## THE DATA
____

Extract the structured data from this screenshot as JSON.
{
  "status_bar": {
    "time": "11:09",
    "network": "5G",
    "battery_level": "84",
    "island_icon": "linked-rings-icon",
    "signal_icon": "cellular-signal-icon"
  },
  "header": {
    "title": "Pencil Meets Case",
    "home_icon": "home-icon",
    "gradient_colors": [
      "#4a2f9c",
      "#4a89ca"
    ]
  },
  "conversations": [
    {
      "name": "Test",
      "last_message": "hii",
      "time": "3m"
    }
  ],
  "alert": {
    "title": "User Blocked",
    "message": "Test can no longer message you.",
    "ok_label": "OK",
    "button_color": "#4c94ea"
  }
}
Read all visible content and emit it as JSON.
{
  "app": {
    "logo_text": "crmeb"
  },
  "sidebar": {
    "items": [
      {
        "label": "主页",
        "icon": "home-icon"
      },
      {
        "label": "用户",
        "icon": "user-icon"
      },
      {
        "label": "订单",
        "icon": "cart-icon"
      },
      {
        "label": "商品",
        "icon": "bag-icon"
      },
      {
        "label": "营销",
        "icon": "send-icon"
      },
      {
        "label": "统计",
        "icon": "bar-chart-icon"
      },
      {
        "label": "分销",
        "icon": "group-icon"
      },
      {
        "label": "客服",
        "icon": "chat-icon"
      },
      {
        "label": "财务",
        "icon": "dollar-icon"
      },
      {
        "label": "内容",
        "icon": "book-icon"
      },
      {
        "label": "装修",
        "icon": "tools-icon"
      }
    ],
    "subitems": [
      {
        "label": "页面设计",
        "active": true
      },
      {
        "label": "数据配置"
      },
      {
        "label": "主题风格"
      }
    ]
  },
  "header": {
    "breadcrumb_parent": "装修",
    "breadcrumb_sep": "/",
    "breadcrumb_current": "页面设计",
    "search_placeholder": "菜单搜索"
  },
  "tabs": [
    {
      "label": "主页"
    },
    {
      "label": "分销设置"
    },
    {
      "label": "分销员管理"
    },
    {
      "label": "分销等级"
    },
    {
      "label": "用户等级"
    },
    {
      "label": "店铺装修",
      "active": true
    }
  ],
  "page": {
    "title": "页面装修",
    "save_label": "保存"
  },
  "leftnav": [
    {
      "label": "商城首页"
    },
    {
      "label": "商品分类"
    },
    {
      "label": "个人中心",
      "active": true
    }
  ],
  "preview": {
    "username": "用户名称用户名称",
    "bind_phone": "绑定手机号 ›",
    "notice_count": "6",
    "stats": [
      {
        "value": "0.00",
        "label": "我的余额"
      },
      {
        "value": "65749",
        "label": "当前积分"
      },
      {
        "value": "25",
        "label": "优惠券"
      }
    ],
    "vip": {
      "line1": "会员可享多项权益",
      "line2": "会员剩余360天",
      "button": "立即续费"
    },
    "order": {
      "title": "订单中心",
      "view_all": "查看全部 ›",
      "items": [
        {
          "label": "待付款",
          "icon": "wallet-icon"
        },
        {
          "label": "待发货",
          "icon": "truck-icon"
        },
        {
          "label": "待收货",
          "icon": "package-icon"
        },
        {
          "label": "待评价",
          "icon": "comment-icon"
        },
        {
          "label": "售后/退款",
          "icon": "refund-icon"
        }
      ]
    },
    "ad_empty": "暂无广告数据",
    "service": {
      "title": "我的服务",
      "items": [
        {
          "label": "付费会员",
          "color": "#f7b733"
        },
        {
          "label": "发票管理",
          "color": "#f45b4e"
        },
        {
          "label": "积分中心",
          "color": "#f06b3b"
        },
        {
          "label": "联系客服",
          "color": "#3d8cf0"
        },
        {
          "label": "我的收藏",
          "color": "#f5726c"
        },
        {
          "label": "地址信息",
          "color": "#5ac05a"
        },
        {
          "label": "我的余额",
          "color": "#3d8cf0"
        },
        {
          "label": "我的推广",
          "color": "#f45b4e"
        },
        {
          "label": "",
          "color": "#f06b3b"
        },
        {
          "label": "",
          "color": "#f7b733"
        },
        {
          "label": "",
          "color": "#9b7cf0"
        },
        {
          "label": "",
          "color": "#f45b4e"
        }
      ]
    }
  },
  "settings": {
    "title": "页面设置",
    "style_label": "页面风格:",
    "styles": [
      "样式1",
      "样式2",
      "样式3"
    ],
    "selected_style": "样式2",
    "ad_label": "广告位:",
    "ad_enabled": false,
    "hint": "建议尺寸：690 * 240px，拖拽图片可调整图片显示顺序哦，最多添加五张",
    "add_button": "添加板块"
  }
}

____

## GIVEN TASK
Write each line above out exactly.

## TASK OUTPUT
Extract the structured data from this screenshot as JSON.
{
  "status_bar": {
    "time": "11:09",
    "network": "5G",
    "battery_level": "84",
    "island_icon": "linked-rings-icon",
    "signal_icon": "cellular-signal-icon"
  },
  "header": {
    "title": "Pencil Meets Case",
    "home_icon": "home-icon",
    "gradient_colors": [
      "#4a2f9c",
      "#4a89ca"
    ]
  },
  "conversations": [
    {
      "name": "Test",
      "last_message": "hii",
      "time": "3m"
    }
  ],
  "alert": {
    "title": "User Blocked",
    "message": "Test can no longer message you.",
    "ok_label": "OK",
    "button_color": "#4c94ea"
  }
}
Read all visible content and emit it as JSON.
{
  "app": {
    "logo_text": "crmeb"
  },
  "sidebar": {
    "items": [
      {
        "label": "主页",
        "icon": "home-icon"
      },
      {
        "label": "用户",
        "icon": "user-icon"
      },
      {
        "label": "订单",
        "icon": "cart-icon"
      },
      {
        "label": "商品",
        "icon": "bag-icon"
      },
      {
        "label": "营销",
        "icon": "send-icon"
      },
      {
        "label": "统计",
        "icon": "bar-chart-icon"
      },
      {
        "label": "分销",
        "icon": "group-icon"
      },
      {
        "label": "客服",
        "icon": "chat-icon"
      },
      {
        "label": "财务",
        "icon": "dollar-icon"
      },
      {
        "label": "内容",
        "icon": "book-icon"
      },
      {
        "label": "装修",
        "icon": "tools-icon"
      }
    ],
    "subitems": [
      {
        "label": "页面设计",
        "active": true
      },
      {
        "label": "数据配置"
      },
      {
        "label": "主题风格"
      }
    ]
  },
  "header": {
    "breadcrumb_parent": "装修",
    "breadcrumb_sep": "/",
    "breadcrumb_current": "页面设计",
    "search_placeholder": "菜单搜索"
  },
  "tabs": [
    {
      "label": "主页"
    },
    {
      "label": "分销设置"
    },
    {
      "label": "分销员管理"
    },
    {
      "label": "分销等级"
    },
    {
      "label": "用户等级"
    },
    {
      "label": "店铺装修",
      "active": true
    }
  ],
  "page": {
    "title": "页面装修",
    "save_label": "保存"
  },
  "leftnav": [
    {
      "label": "商城首页"
    },
    {
      "label": "商品分类"
    },
    {
      "label": "个人中心",
      "active": true
    }
  ],
  "preview": {
    "username": "用户名称用户名称",
    "bind_phone": "绑定手机号 ›",
    "notice_count": "6",
    "stats": [
      {
        "value": "0.00",
        "label": "我的余额"
      },
      {
        "value": "65749",
        "label": "当前积分"
      },
      {
        "value": "25",
        "label": "优惠券"
      }
    ],
    "vip": {
      "line1": "会员可享多项权益",
      "line2": "会员剩余360天",
      "button": "立即续费"
    },
    "order": {
      "title": "订单中心",
      "view_all": "查看全部 ›",
      "items": [
        {
          "label": "待付款",
          "icon": "wallet-icon"
        },
        {
          "label": "待发货",
          "icon": "truck-icon"
        },
        {
          "label": "待收货",
          "icon": "package-icon"
        },
        {
          "label": "待评价",
          "icon": "comment-icon"
        },
        {
          "label": "售后/退款",
          "icon": "refund-icon"
        }
      ]
    },
    "ad_empty": "暂无广告数据",
    "service": {
      "title": "我的服务",
      "items": [
        {
          "label": "付费会员",
          "color": "#f7b733"
        },
        {
          "label": "发票管理",
          "color": "#f45b4e"
        },
        {
          "label": "积分中心",
          "color": "#f06b3b"
        },
        {
          "label": "联系客服",
          "color": "#3d8cf0"
        },
        {
          "label": "我的收藏",
          "color": "#f5726c"
        },
        {
          "label": "地址信息",
          "color": "#5ac05a"
        },
        {
          "label": "我的余额",
          "color": "#3d8cf0"
        },
        {
          "label": "我的推广",
          "color": "#f45b4e"
        },
        {
          "label": "",
          "color": "#f06b3b"
        },
        {
          "label": "",
          "color": "#f7b733"
        },
        {
          "label": "",
          "color": "#9b7cf0"
        },
        {
          "label": "",
          "color": "#f45b4e"
        }
      ]
    }
  },
  "settings": {
    "title": "页面设置",
    "style_label": "页面风格:",
    "styles": [
      "样式1",
      "样式2",
      "样式3"
    ],
    "selected_style": "样式2",
    "ad_label": "广告位:",
    "ad_enabled": false,
    "hint": "建议尺寸：690 * 240px，拖拽图片可调整图片显示顺序哦，最多添加五张",
    "add_button": "添加板块"
  }
}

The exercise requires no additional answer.